> [DIRECTIONS]: Work through the entries below and report how many lines include "Shaking". The number alone is the answer.

> [DATASET EXCERPTS]:

## begin

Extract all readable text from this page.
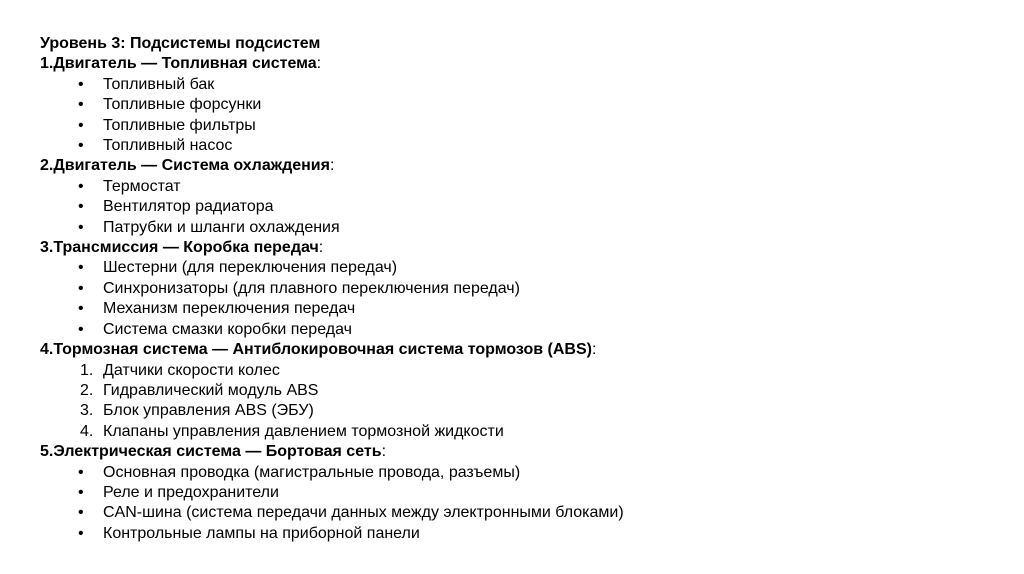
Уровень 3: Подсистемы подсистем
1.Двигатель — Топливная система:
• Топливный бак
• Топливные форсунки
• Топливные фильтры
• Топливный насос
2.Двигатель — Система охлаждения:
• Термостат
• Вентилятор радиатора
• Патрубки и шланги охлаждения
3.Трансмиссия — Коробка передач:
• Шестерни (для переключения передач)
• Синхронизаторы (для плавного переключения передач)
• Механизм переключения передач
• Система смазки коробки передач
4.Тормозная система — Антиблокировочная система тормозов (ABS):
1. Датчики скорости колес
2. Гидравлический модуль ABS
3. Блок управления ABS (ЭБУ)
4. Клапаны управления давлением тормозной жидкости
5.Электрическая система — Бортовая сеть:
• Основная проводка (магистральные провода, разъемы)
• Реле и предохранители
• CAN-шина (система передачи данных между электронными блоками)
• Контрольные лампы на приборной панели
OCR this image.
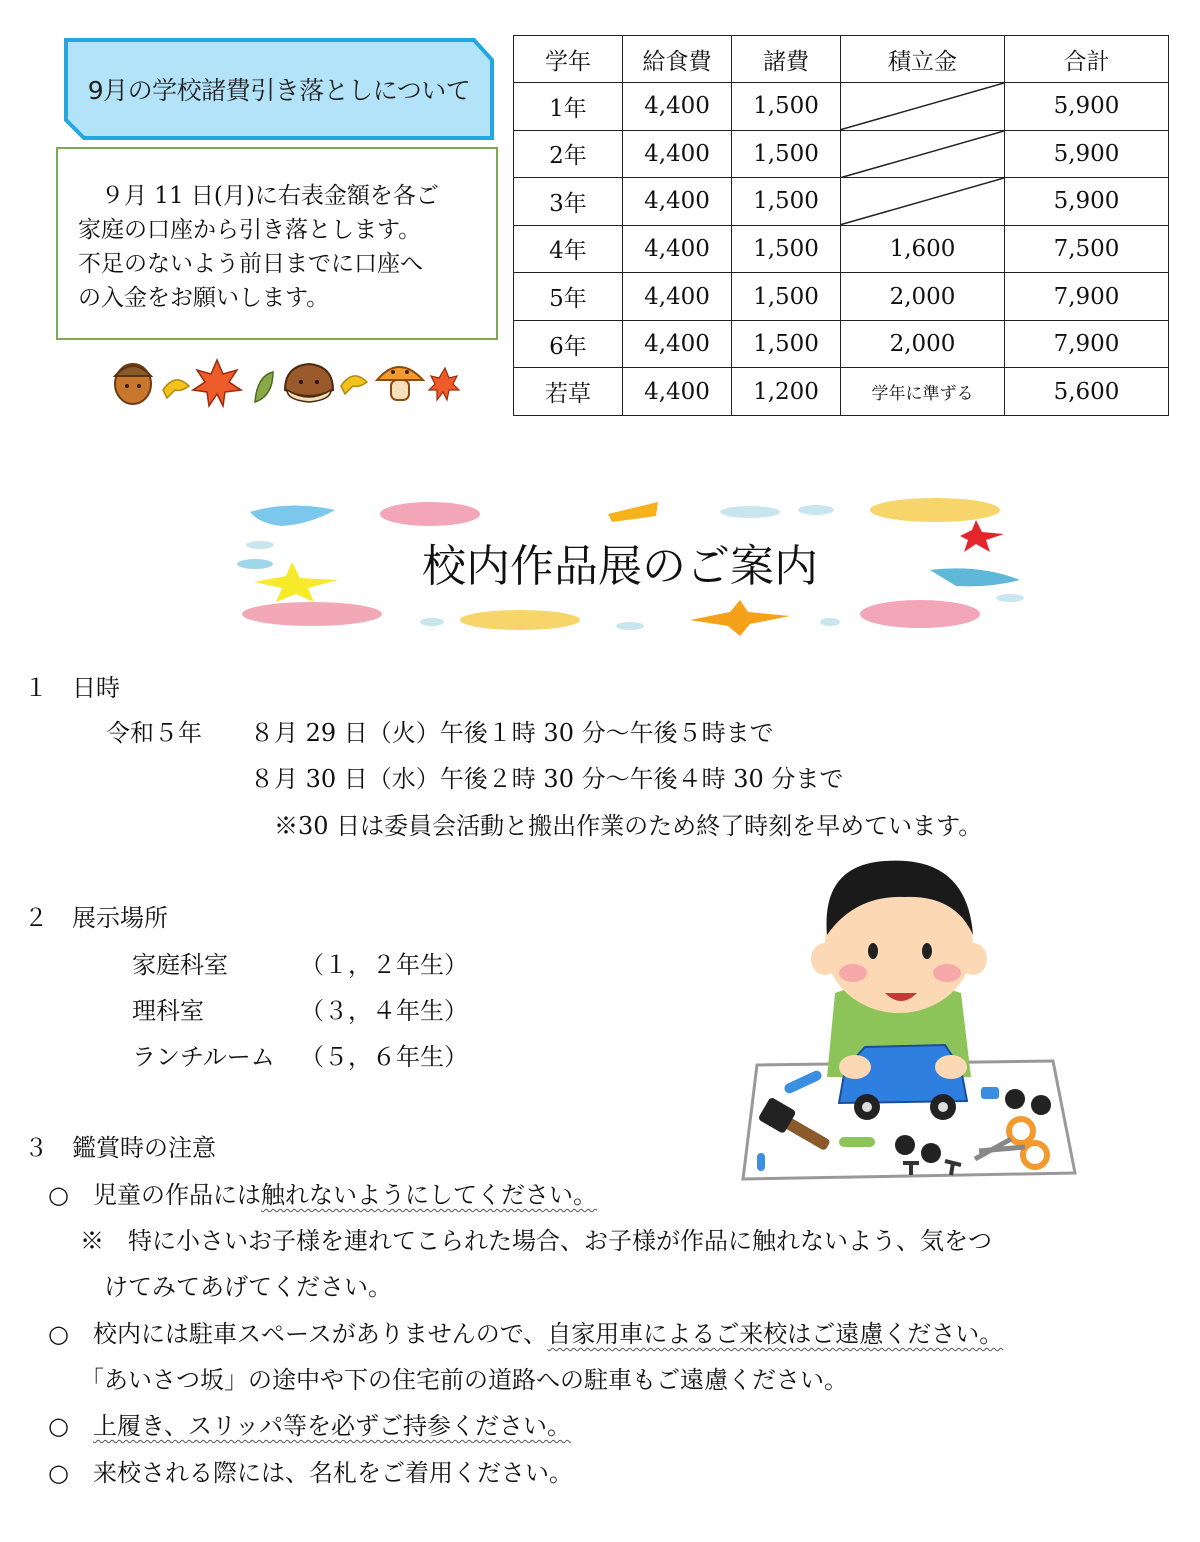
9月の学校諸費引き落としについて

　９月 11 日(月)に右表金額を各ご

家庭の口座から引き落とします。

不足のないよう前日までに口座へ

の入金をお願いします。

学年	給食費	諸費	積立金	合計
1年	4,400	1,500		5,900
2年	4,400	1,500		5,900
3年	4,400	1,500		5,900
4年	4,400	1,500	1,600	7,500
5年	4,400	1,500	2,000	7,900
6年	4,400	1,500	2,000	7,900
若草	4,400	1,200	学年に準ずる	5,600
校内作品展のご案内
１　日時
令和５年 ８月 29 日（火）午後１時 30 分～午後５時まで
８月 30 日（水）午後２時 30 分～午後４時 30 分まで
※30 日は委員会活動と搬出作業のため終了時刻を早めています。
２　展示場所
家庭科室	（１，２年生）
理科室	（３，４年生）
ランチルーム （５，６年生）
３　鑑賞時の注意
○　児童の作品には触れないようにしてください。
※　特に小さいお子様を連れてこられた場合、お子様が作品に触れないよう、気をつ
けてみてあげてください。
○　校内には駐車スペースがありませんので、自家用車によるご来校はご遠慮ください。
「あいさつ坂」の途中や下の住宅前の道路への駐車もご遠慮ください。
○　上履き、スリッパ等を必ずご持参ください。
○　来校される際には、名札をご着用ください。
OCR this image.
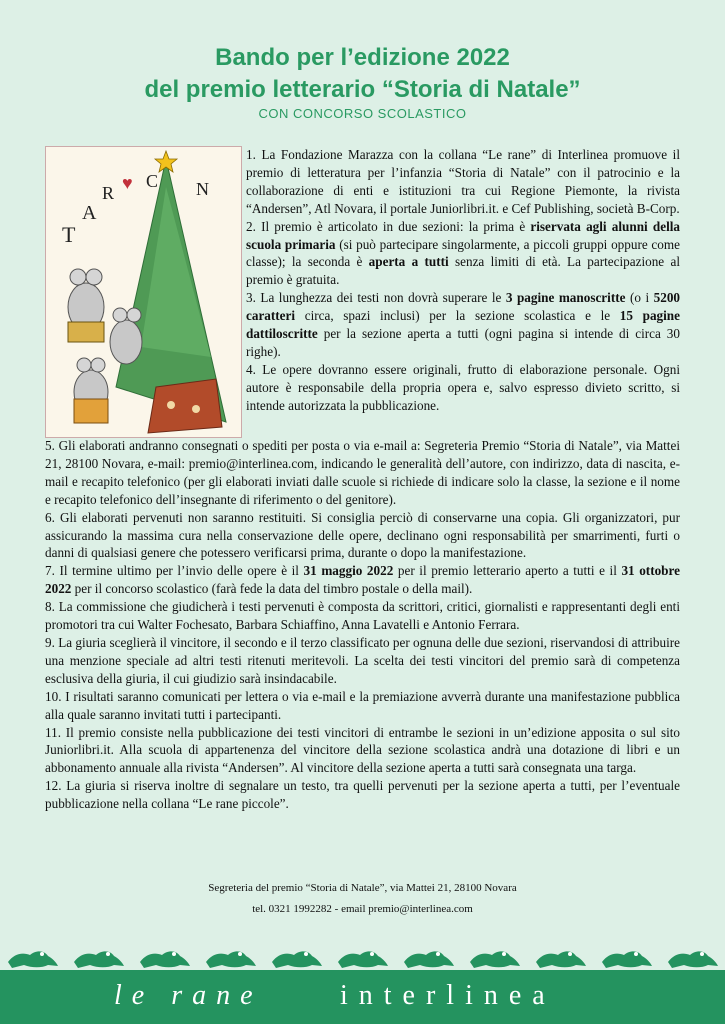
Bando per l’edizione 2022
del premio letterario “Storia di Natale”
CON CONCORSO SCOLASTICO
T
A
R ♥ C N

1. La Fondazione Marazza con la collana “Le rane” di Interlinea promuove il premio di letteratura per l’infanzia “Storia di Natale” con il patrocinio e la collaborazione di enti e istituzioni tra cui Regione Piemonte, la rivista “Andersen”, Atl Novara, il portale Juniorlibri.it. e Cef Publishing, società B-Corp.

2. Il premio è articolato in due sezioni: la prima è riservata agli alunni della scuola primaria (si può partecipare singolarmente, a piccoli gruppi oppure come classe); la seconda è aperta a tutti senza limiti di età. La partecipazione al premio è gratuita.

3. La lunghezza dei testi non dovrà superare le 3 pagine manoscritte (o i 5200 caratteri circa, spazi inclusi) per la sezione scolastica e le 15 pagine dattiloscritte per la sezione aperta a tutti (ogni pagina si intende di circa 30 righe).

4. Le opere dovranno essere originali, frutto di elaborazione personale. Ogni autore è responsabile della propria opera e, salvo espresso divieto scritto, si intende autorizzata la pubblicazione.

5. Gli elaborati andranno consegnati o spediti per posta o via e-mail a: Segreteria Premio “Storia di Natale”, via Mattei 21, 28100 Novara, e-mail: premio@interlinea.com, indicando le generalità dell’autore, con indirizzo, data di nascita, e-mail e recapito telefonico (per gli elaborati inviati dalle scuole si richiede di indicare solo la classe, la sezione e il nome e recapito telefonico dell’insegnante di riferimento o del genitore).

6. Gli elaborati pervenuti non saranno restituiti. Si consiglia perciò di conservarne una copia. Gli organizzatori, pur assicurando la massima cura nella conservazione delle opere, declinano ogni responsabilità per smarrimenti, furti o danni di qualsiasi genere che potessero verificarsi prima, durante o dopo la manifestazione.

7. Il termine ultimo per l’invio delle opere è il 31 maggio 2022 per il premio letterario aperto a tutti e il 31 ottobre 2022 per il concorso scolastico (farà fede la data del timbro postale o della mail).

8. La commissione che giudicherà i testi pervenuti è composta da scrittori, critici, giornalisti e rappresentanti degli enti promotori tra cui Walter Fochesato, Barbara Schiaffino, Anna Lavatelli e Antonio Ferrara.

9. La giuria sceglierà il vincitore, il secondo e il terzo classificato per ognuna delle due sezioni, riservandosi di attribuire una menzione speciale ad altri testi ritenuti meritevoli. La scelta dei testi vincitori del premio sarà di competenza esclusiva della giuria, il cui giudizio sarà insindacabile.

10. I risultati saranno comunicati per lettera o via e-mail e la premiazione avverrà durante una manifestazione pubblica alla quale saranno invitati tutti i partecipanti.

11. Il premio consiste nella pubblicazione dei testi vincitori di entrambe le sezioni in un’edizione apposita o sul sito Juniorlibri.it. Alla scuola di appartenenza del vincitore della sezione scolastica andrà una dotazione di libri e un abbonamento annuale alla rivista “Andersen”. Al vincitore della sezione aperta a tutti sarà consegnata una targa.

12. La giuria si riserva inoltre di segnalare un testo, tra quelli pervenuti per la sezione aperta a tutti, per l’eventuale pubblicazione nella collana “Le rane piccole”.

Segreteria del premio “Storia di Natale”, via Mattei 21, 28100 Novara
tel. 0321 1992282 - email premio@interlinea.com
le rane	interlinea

## end
## begin

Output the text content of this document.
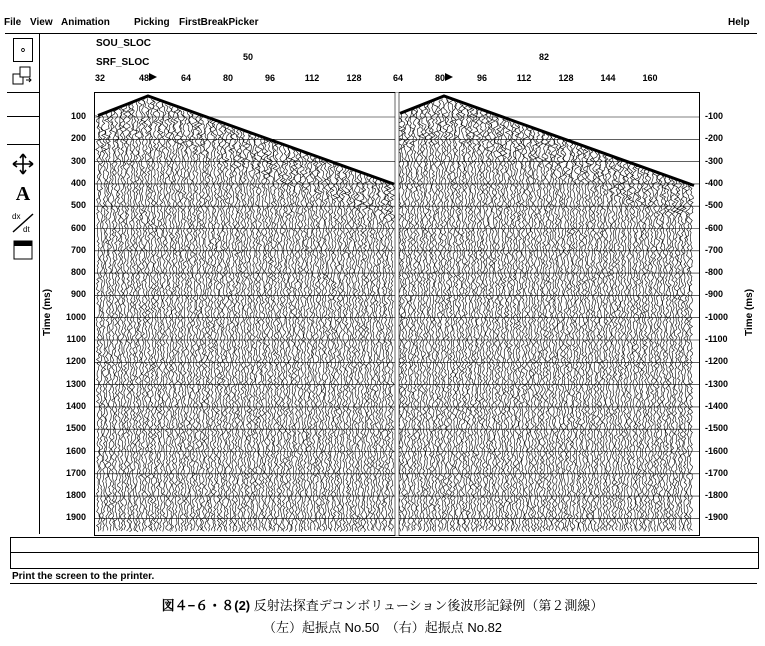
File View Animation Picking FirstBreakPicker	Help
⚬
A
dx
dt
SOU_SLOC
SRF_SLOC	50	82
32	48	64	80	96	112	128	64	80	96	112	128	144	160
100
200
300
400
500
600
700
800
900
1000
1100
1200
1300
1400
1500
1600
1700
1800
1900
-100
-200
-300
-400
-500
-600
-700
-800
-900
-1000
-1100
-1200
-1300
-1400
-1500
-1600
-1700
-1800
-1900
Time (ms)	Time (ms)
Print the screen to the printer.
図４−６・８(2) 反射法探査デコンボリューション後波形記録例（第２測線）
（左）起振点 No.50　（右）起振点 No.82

## end
## begin

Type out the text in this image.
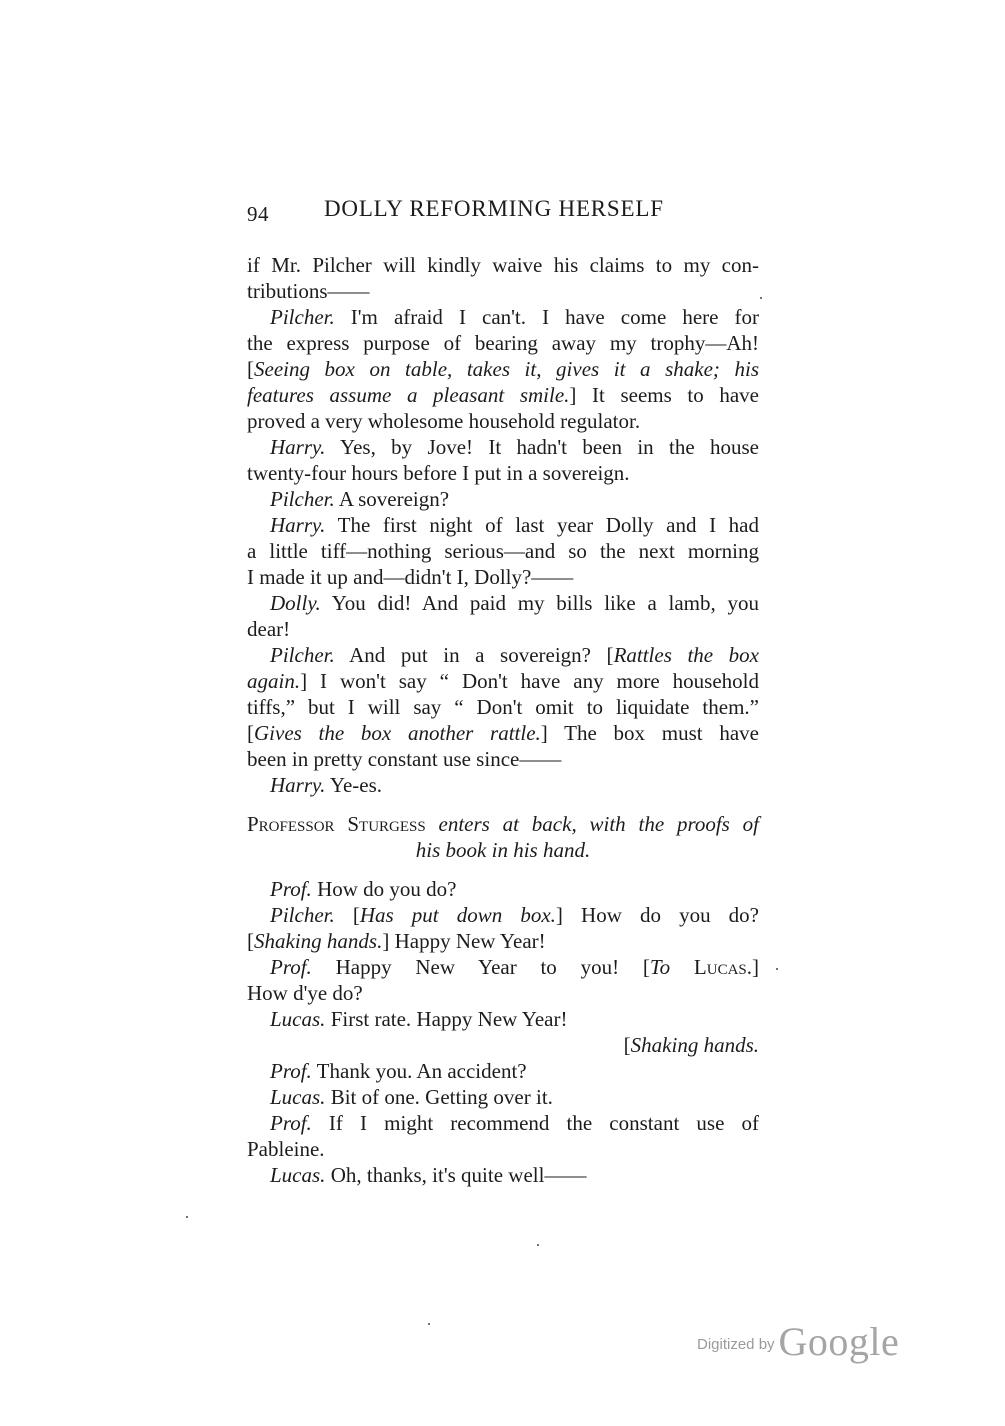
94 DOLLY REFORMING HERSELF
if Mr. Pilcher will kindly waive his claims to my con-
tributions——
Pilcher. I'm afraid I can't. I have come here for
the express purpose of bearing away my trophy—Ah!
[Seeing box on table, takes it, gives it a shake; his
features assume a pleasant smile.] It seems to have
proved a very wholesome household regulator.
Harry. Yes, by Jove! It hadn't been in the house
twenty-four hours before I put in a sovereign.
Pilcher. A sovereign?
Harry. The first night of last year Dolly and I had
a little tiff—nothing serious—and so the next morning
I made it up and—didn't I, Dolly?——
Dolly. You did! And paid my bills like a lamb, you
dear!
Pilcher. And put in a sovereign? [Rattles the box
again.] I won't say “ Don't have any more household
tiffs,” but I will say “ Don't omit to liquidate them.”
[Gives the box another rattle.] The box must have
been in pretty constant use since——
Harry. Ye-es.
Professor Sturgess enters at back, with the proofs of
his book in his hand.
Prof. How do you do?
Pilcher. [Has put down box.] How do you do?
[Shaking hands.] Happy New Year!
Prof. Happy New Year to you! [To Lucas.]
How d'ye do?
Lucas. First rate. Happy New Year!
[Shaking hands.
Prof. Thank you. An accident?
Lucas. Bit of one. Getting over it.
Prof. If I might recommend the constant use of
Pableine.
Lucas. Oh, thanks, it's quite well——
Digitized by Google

## end

> [OUTPUT OF THE EXERCISE]: 2